* REQUIREMENT
Copy only what runs from the line containing "What does this" through the end of the material below, line for line, with both ends included.

>>

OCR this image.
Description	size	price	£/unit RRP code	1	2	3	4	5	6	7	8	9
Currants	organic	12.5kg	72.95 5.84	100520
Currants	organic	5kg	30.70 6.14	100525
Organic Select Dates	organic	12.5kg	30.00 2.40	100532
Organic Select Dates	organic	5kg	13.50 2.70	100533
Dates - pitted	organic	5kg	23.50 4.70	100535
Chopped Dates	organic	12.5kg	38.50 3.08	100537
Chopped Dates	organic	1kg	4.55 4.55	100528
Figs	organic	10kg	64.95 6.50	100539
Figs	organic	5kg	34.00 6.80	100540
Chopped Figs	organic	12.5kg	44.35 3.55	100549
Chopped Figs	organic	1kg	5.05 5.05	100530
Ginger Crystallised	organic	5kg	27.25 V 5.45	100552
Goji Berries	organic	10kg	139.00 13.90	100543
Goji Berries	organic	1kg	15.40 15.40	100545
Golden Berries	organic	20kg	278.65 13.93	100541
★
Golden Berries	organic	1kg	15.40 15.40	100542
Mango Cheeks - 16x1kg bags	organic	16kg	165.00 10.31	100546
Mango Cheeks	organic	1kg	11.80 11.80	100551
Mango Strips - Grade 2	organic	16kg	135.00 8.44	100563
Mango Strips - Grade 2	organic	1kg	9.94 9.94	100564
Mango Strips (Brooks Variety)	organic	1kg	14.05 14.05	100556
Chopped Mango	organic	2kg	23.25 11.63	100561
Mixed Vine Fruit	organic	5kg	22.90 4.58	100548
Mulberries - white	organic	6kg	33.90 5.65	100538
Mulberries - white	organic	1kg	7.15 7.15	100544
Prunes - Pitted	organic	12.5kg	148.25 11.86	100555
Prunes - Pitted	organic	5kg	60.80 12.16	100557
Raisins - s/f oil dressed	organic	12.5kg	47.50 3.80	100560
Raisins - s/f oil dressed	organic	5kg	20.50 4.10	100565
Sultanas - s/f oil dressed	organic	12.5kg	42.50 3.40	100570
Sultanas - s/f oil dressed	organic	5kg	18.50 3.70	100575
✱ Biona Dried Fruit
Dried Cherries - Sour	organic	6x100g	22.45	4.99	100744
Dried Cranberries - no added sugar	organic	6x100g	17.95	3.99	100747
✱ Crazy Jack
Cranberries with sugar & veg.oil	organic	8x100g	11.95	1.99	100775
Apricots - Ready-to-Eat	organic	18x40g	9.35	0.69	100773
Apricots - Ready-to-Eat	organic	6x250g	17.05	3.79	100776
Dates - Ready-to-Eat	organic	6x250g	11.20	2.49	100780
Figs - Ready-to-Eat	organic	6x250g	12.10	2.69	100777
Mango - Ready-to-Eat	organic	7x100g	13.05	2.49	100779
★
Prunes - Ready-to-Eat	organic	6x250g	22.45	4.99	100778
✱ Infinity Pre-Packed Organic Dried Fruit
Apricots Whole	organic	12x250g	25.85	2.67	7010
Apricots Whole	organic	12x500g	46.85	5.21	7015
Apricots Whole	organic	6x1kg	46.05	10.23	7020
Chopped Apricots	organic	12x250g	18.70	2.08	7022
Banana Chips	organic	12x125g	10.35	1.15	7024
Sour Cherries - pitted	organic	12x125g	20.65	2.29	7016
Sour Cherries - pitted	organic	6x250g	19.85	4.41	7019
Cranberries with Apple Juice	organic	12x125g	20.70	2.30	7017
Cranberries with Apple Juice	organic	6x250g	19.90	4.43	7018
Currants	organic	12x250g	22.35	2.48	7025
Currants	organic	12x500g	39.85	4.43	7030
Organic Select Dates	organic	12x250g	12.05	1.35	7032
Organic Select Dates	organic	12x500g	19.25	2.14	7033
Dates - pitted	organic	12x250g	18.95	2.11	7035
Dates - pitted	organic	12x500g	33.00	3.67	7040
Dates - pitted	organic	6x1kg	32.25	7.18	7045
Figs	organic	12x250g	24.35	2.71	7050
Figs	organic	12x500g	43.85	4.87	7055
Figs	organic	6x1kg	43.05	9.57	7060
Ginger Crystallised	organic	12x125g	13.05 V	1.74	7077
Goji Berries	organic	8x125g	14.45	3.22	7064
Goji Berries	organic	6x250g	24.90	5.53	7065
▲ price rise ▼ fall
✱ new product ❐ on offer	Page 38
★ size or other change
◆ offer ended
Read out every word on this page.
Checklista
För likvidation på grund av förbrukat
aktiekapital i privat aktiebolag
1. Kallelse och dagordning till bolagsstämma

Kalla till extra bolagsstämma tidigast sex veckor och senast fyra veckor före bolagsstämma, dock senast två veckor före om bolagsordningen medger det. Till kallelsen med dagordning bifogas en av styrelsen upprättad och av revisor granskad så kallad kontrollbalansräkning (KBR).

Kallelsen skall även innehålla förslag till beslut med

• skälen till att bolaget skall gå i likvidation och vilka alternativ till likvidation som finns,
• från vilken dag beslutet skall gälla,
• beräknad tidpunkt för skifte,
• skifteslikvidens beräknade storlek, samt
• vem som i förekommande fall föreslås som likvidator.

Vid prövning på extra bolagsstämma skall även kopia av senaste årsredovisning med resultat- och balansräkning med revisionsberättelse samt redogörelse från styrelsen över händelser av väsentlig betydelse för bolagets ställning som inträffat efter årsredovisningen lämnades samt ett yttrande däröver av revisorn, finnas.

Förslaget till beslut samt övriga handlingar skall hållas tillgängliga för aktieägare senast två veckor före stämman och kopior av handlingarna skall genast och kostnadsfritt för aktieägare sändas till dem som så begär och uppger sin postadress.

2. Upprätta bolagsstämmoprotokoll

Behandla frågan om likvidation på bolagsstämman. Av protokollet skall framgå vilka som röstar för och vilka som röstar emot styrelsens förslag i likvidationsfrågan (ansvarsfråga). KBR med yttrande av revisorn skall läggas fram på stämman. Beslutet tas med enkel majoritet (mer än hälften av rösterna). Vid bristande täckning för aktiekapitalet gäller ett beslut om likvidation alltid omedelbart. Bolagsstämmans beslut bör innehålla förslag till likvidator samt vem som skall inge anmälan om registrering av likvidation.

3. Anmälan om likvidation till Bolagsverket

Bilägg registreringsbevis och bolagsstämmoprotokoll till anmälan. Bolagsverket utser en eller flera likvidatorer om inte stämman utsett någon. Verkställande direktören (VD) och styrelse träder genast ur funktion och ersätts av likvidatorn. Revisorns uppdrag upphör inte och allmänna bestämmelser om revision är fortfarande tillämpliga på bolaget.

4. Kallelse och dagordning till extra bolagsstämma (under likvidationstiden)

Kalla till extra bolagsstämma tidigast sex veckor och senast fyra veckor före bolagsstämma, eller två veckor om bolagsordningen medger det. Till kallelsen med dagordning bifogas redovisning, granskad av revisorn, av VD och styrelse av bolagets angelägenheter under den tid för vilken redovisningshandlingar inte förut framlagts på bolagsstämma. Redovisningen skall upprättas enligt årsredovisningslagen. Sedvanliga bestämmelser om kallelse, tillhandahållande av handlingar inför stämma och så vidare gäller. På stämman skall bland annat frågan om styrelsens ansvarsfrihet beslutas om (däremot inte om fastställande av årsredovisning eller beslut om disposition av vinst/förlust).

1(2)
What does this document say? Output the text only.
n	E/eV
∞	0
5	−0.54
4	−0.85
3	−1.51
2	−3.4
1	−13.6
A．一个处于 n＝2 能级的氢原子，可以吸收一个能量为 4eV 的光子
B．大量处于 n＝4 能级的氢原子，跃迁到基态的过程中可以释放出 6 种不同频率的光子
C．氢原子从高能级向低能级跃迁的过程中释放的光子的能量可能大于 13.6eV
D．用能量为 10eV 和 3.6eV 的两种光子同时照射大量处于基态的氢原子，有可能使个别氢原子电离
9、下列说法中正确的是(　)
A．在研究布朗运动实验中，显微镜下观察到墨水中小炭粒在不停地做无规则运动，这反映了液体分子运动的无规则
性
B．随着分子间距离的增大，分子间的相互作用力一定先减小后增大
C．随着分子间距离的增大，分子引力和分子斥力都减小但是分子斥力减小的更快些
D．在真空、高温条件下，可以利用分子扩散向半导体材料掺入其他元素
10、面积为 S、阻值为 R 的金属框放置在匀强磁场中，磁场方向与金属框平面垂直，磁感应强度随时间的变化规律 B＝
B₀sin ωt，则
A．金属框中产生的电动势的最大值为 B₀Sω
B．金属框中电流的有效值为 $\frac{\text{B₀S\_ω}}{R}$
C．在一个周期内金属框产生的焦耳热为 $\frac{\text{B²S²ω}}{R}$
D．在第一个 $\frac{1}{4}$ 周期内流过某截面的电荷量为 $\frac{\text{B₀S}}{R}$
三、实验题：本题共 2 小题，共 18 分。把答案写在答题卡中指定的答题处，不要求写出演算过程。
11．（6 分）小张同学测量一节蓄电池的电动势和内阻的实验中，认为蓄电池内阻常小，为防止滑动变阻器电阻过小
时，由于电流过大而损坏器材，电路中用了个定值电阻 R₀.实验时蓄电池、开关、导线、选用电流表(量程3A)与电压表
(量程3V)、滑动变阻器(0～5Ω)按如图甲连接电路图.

<<

* THE REPLY
What does this document say? Output the text only.
n	E/eV
∞	0
5	−0.54
4	−0.85
3	−1.51
2	−3.4
1	−13.6
A．一个处于 n＝2 能级的氢原子，可以吸收一个能量为 4eV 的光子
B．大量处于 n＝4 能级的氢原子，跃迁到基态的过程中可以释放出 6 种不同频率的光子
C．氢原子从高能级向低能级跃迁的过程中释放的光子的能量可能大于 13.6eV
D．用能量为 10eV 和 3.6eV 的两种光子同时照射大量处于基态的氢原子，有可能使个别氢原子电离
9、下列说法中正确的是(　)
A．在研究布朗运动实验中，显微镜下观察到墨水中小炭粒在不停地做无规则运动，这反映了液体分子运动的无规则
性
B．随着分子间距离的增大，分子间的相互作用力一定先减小后增大
C．随着分子间距离的增大，分子引力和分子斥力都减小但是分子斥力减小的更快些
D．在真空、高温条件下，可以利用分子扩散向半导体材料掺入其他元素
10、面积为 S、阻值为 R 的金属框放置在匀强磁场中，磁场方向与金属框平面垂直，磁感应强度随时间的变化规律 B＝
B₀sin ωt，则
A．金属框中产生的电动势的最大值为 B₀Sω
B．金属框中电流的有效值为 $\frac{\text{B₀S\_ω}}{R}$
C．在一个周期内金属框产生的焦耳热为 $\frac{\text{B²S²ω}}{R}$
D．在第一个 $\frac{1}{4}$ 周期内流过某截面的电荷量为 $\frac{\text{B₀S}}{R}$
三、实验题：本题共 2 小题，共 18 分。把答案写在答题卡中指定的答题处，不要求写出演算过程。
11．（6 分）小张同学测量一节蓄电池的电动势和内阻的实验中，认为蓄电池内阻常小，为防止滑动变阻器电阻过小
时，由于电流过大而损坏器材，电路中用了个定值电阻 R₀.实验时蓄电池、开关、导线、选用电流表(量程3A)与电压表
(量程3V)、滑动变阻器(0～5Ω)按如图甲连接电路图.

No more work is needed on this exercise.